Start of EXERCISE TEXT

Companies shall apply various forms to strengthen professional education and on-the-job training of their staff and workers so as to improve their skills and capabilities.

Article 18
Company's staff and workers shall, in accordance with the Trade Union Law of the People’s Republic of China, organize a trade union to carry out the trade union activities and protect the lawful rights and interests of the staff and workers. The company shall provide its trade union with conditions necessary for carrying out its activities. The trade union may represent the staff and workers to enter into a collective contract with the company in respect of the remuneration, work hours, welfare, insurance, labor security, etc. in accordance with the law.

Companies shall, through the congress of the workers and staff members or other forms, practice democratic management in accordance with the provisions of the Constitution and relevant laws.

A company shall seek advices from its trade union when discussing and deciding upon important issues on the restructuring or operation of the company, or formulating important rules and regulations and shall, through the congress of the workers and staff members or other forms, seek advice and suggestions from its staff and workers.

Article 19
The organizations of the Communist Party of China may be established in companies and carry out their activities in accordance with the Constitution of the Communist Party of China. Companies shall provide the organizations of the Communist Party of China with conditions necessary for carrying out their activities.

End of EXERCISE TEXT
Start of DATASET RECORDS

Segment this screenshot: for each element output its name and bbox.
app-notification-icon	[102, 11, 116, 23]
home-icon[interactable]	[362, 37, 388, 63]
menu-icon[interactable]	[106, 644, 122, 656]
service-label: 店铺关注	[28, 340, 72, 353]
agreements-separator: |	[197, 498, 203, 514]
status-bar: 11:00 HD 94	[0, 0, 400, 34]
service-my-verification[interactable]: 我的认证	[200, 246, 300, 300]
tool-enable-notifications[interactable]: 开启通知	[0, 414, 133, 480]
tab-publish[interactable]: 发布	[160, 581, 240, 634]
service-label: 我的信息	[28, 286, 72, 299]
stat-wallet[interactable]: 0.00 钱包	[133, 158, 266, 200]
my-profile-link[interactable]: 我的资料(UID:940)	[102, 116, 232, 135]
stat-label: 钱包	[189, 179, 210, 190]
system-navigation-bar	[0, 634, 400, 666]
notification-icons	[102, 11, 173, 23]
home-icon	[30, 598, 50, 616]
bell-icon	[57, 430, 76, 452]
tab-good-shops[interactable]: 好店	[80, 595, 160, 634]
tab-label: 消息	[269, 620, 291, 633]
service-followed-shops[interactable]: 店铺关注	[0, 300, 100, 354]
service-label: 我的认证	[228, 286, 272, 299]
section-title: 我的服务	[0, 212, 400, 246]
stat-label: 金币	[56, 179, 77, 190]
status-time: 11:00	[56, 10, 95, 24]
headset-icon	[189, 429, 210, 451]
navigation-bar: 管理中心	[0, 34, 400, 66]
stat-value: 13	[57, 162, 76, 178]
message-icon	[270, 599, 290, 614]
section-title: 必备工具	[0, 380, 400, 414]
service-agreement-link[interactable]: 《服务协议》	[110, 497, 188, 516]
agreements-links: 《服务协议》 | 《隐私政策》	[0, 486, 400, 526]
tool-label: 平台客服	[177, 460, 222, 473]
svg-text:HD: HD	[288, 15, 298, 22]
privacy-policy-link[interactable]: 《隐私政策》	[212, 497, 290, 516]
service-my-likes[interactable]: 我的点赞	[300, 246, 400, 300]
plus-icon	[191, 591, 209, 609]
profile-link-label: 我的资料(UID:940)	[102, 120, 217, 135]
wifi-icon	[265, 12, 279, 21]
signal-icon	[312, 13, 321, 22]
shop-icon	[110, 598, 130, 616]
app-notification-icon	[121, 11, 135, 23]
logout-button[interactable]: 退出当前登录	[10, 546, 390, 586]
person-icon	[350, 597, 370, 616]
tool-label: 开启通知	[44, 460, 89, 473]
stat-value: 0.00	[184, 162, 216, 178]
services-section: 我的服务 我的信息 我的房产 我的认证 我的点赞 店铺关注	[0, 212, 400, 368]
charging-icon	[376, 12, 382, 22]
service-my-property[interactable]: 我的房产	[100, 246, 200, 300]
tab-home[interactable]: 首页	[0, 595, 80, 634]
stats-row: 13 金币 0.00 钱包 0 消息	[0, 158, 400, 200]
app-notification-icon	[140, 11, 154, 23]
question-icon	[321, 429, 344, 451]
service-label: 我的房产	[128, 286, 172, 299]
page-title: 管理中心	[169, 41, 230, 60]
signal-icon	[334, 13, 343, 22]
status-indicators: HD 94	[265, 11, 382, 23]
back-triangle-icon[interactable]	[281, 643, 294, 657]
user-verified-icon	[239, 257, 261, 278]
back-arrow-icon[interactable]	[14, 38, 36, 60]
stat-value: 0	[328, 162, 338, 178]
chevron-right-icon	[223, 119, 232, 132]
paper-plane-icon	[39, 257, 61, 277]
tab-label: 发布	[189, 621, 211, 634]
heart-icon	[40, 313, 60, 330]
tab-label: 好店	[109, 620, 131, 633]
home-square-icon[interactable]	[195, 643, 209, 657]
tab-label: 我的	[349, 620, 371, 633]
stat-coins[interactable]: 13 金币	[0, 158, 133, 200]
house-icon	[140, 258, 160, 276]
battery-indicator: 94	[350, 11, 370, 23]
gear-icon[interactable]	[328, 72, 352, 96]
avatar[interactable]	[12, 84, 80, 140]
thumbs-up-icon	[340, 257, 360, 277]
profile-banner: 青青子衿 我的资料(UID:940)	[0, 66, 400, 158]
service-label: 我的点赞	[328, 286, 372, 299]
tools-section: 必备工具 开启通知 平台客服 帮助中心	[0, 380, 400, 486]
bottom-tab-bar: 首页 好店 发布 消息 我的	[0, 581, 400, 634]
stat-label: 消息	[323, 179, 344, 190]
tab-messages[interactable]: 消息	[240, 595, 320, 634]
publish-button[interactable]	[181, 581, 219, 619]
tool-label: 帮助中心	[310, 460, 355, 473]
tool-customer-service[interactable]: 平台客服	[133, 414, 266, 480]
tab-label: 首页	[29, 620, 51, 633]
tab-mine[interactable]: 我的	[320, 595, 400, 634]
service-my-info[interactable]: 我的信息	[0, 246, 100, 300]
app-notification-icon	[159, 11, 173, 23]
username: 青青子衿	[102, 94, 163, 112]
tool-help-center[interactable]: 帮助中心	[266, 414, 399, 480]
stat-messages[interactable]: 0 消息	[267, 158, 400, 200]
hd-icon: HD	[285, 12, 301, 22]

End of DATASET RECORDS

REQUIRED TASKS:
1 – Please write out the passage of the company law excerpt between "Companies shall apply" and "skills and capabilities.", inclusive.
2 – According to the company law excerpt, under what law do a company's staff and workers organize a trade union?
3 – List the matters the company law excerpt names as subjects of a collective contract between the trade union and the company.
You won't need the dataset entries for any of this.

ANSWERS PROVIDED:
1 –
Companies shall apply various forms to strengthen professional education and on-the-job training of their staff and workers so as to improve their skills and capabilities.

2 – The Trade Union Law of the People's Republic of China.

3 – Remuneration, work hours, welfare, insurance, labor security